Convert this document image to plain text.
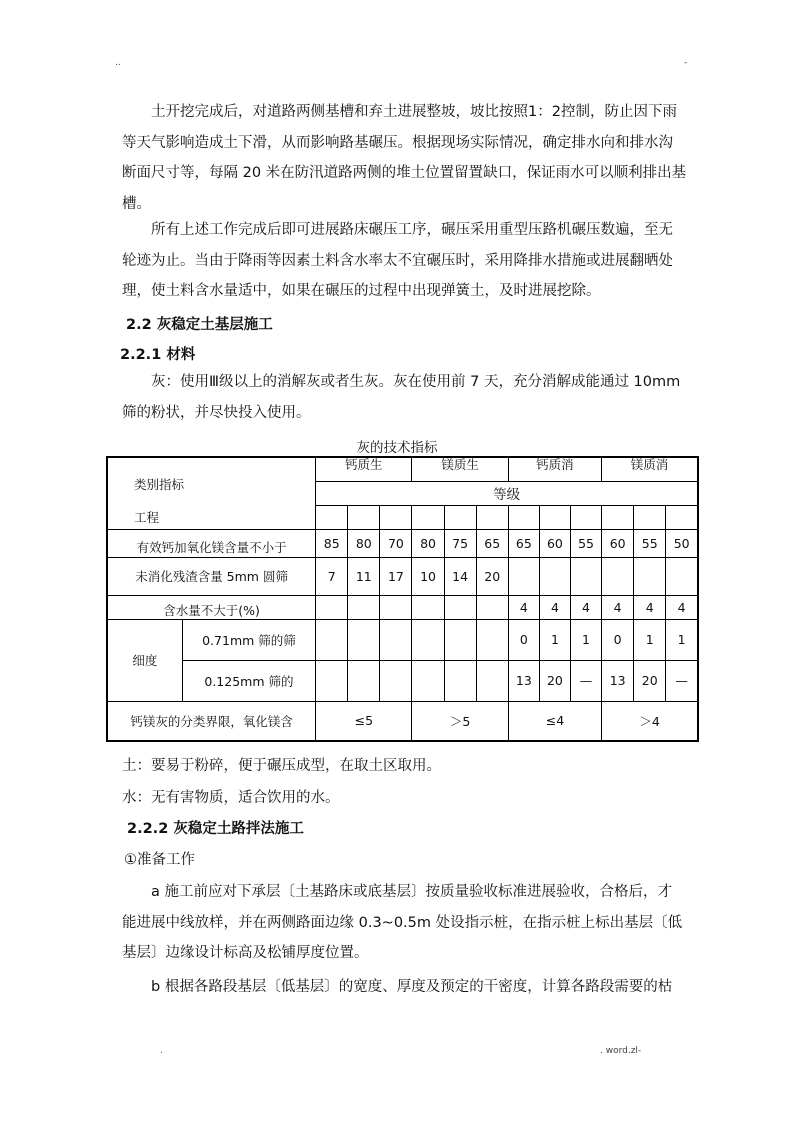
..	-

土开挖完成后，对道路两侧基槽和弃土进展整坡，坡比按照1：2控制，防止因下雨
等天气影响造成土下滑，从而影响路基碾压。根据现场实际情况，确定排水向和排水沟
断面尺寸等，每隔 20 米在防汛道路两侧的堆土位置留置缺口，保证雨水可以顺利排出基
槽。

所有上述工作完成后即可进展路床碾压工序，碾压采用重型压路机碾压数遍，至无
轮迹为止。当由于降雨等因素土料含水率太不宜碾压时，采用降排水措施或进展翻晒处
理，使土料含水量适中，如果在碾压的过程中出现弹簧土，及时进展挖除。

2.2 灰稳定土基层施工
2.2.1 材料

灰：使用Ⅲ级以上的消解灰或者生灰。灰在使用前 7 天，充分消解成能通过 10mm
筛的粉状，并尽快投入使用。

灰的技术指标
类别指标
工程		钙质生			镁质生			钙质消			镁质消		
		等级											

有效钙加氧化镁含量不小于		85	80	70	80	75	65	65	60	55	60	55	50
未消化残渣含量 5mm 圆筛		7	11	17	10	14	20						
含水量不大于(%)								4	4	4	4	4	4
细度	0.71mm 筛的筛							0	1	1	0	1	1
	0.125mm 筛的							13	20	—	13	20	—
钙镁灰的分类界限，氧化镁含		≤5			＞5			≤4			＞4		
土：要易于粉碎，便于碾压成型，在取土区取用。
水：无有害物质，适合饮用的水。
2.2.2 灰稳定土路拌法施工
①准备工作

a 施工前应对下承层〔土基路床或底基层〕按质量验收标准进展验收，合格后，才
能进展中线放样，并在两侧路面边缘 0.3~0.5m 处设指示桩，在指示桩上标出基层〔低
基层〕边缘设计标高及松铺厚度位置。

b 根据各路段基层〔低基层〕的宽度、厚度及预定的干密度，计算各路段需要的枯

.	. word.zl-
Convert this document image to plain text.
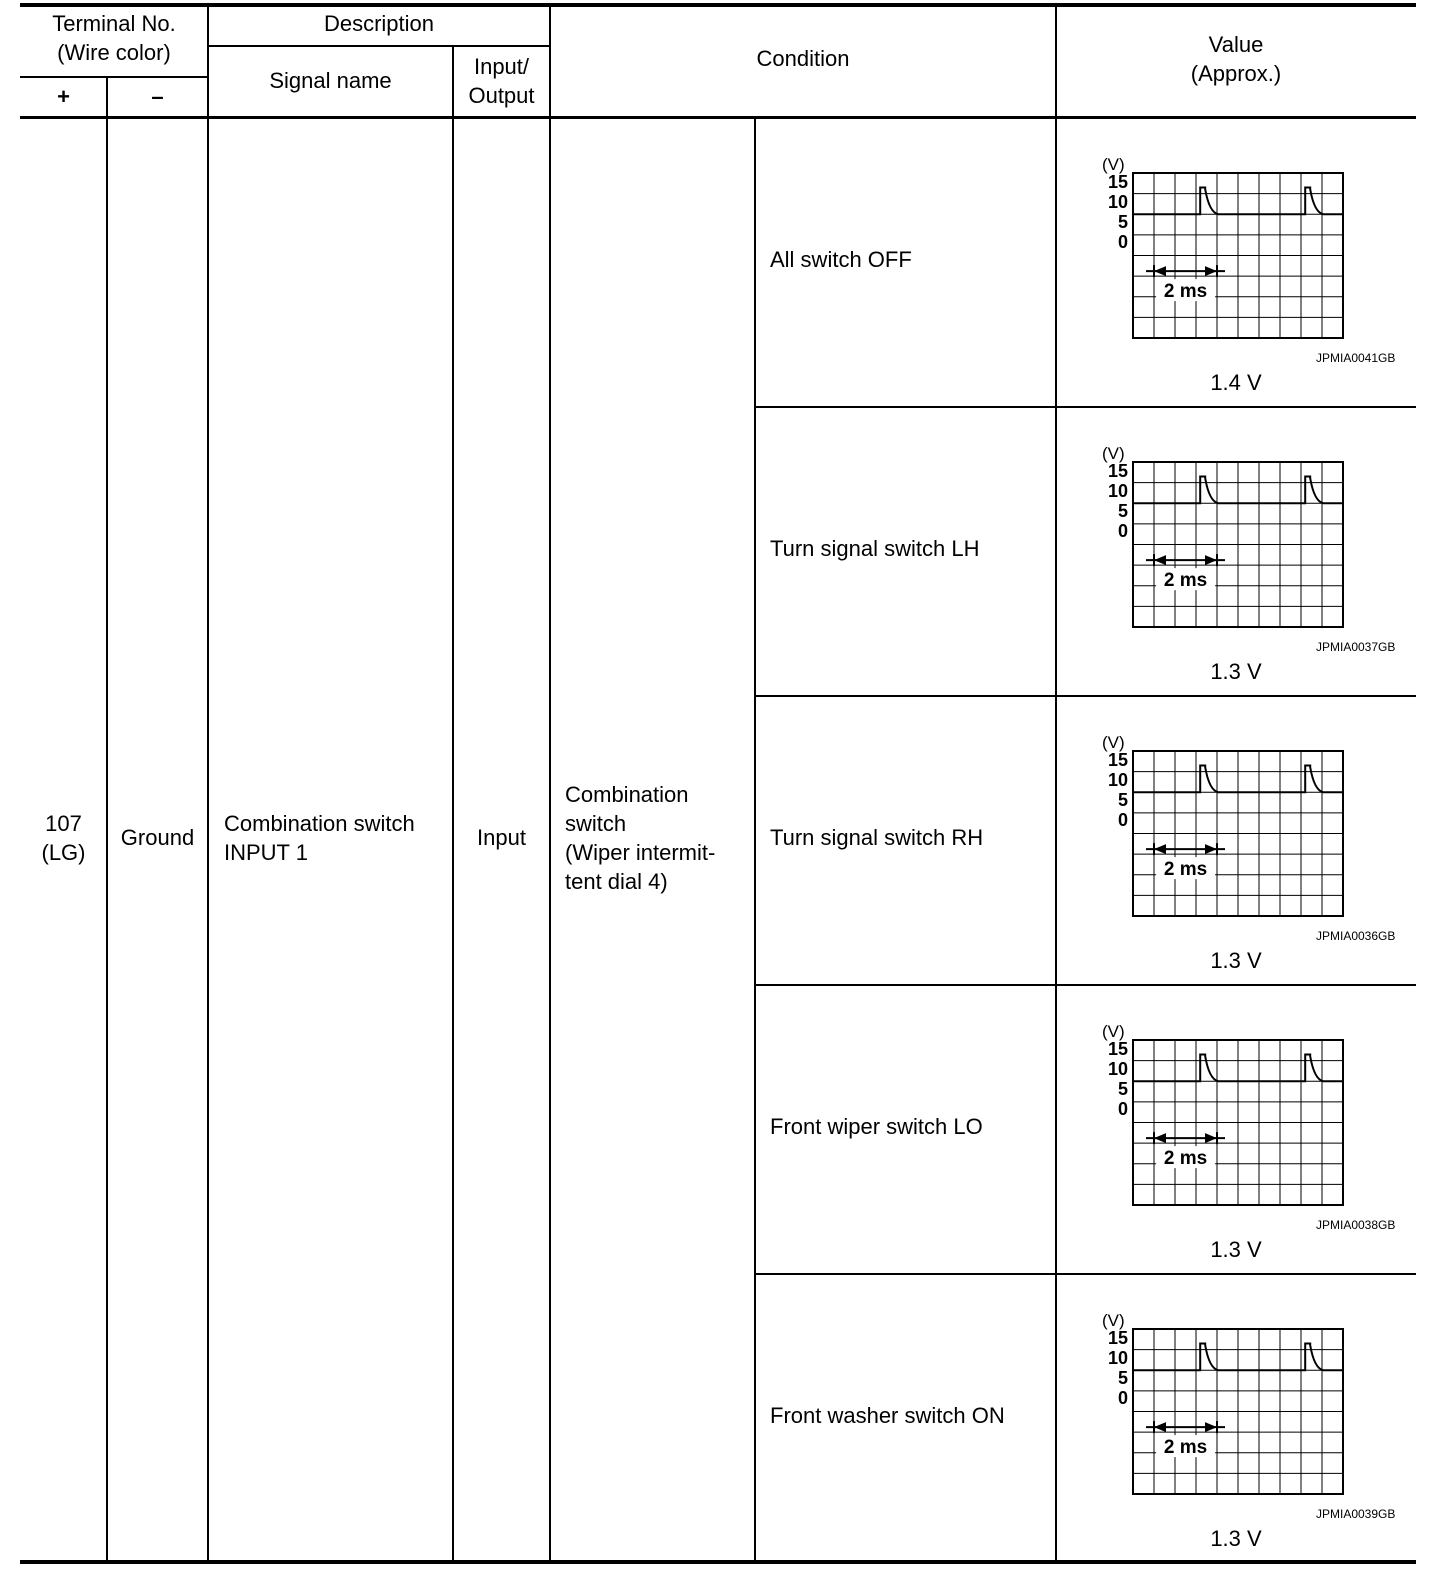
Terminal No.
(Wire color)
+	–
Description
Signal name
Input/
Output
Condition
Value
(Approx.)
107
(LG)
Ground
Combination switch
INPUT 1
Input
Combination
switch
(Wiper intermit-
tent dial 4)
All switch OFF
(V)
15
10
5
0
2 ms
JPMIA0041GB
1.4 V
Turn signal switch LH
(V)
15
10
5
0
2 ms
JPMIA0037GB
1.3 V
Turn signal switch RH
(V)
15
10
5
0
2 ms
JPMIA0036GB
1.3 V
Front wiper switch LO
(V)
15
10
5
0
2 ms
JPMIA0038GB
1.3 V
Front washer switch ON
(V)
15
10
5
0
2 ms
JPMIA0039GB
1.3 V
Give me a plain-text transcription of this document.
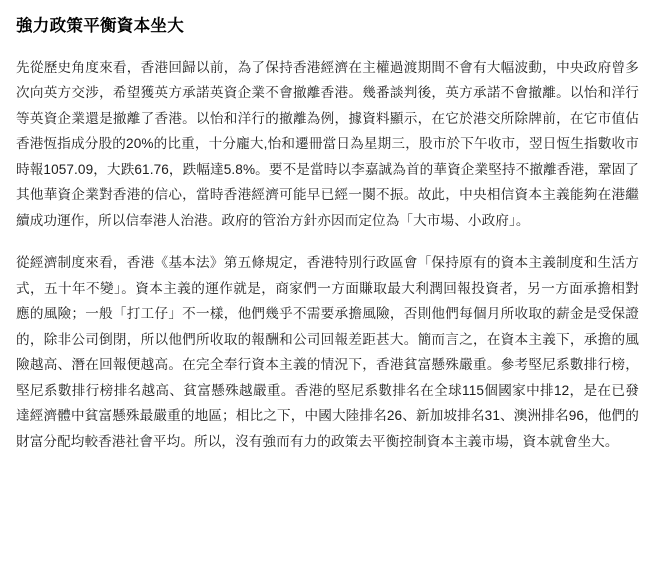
強力政策平衡資本坐大

先從歷史角度來看，香港回歸以前，為了保持香港經濟在主權過渡期間不會有大幅波動，中央政府曾多次向英方交涉，希望獲英方承諾英資企業不會撤離香港。幾番談判後，英方承諾不會撤離。以怡和洋行等英資企業還是撤離了香港。以怡和洋行的撤離為例，據資料顯示，在它於港交所除牌前，在它市值佔香港恆指成分股的20%的比重，十分龐大,怡和遷冊當日為星期三，股市於下午收市，翌日恆生指數收市時報1057.09，大跌61.76，跌幅達5.8%。要不是當時以李嘉誠為首的華資企業堅持不撤離香港，鞏固了其他華資企業對香港的信心，當時香港經濟可能早已經一闋不振。故此，中央相信資本主義能夠在港繼續成功運作，所以信奉港人治港。政府的管治方針亦因而定位為「大市場、小政府」。

從經濟制度來看，香港《基本法》第五條規定，香港特別行政區會「保持原有的資本主義制度和生活方式，五十年不變」。資本主義的運作就是，商家們一方面賺取最大利潤回報投資者，另一方面承擔相對應的風險；一般「打工仔」不一樣，他們幾乎不需要承擔風險，否則他們每個月所收取的薪金是受保證的，除非公司倒閉，所以他們所收取的報酬和公司回報差距甚大。簡而言之，在資本主義下，承擔的風險越高、潛在回報便越高。在完全奉行資本主義的情況下，香港貧富懸殊嚴重。參考堅尼系數排行榜，堅尼系數排行榜排名越高、貧富懸殊越嚴重。香港的堅尼系數排名在全球115個國家中排12，是在已發達經濟體中貧富懸殊最嚴重的地區；相比之下，中國大陸排名26、新加坡排名31、澳洲排名96，他們的財富分配均較香港社會平均。所以，沒有強而有力的政策去平衡控制資本主義市場，資本就會坐大。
===
▶ _Exercise task_
Give again the lines from the line that contains "Give me a plain-text" through the last line of the material above, exactly and with both ends included. Omit the pictures.

▶ _The solution_
Give me a plain-text transcription of this document.
強力政策平衡資本坐大

先從歷史角度來看，香港回歸以前，為了保持香港經濟在主權過渡期間不會有大幅波動，中央政府曾多次向英方交涉，希望獲英方承諾英資企業不會撤離香港。幾番談判後，英方承諾不會撤離。以怡和洋行等英資企業還是撤離了香港。以怡和洋行的撤離為例，據資料顯示，在它於港交所除牌前，在它市值佔香港恆指成分股的20%的比重，十分龐大,怡和遷冊當日為星期三，股市於下午收市，翌日恆生指數收市時報1057.09，大跌61.76，跌幅達5.8%。要不是當時以李嘉誠為首的華資企業堅持不撤離香港，鞏固了其他華資企業對香港的信心，當時香港經濟可能早已經一闋不振。故此，中央相信資本主義能夠在港繼續成功運作，所以信奉港人治港。政府的管治方針亦因而定位為「大市場、小政府」。

從經濟制度來看，香港《基本法》第五條規定，香港特別行政區會「保持原有的資本主義制度和生活方式，五十年不變」。資本主義的運作就是，商家們一方面賺取最大利潤回報投資者，另一方面承擔相對應的風險；一般「打工仔」不一樣，他們幾乎不需要承擔風險，否則他們每個月所收取的薪金是受保證的，除非公司倒閉，所以他們所收取的報酬和公司回報差距甚大。簡而言之，在資本主義下，承擔的風險越高、潛在回報便越高。在完全奉行資本主義的情況下，香港貧富懸殊嚴重。參考堅尼系數排行榜，堅尼系數排行榜排名越高、貧富懸殊越嚴重。香港的堅尼系數排名在全球115個國家中排12，是在已發達經濟體中貧富懸殊最嚴重的地區；相比之下，中國大陸排名26、新加坡排名31、澳洲排名96，他們的財富分配均較香港社會平均。所以，沒有強而有力的政策去平衡控制資本主義市場，資本就會坐大。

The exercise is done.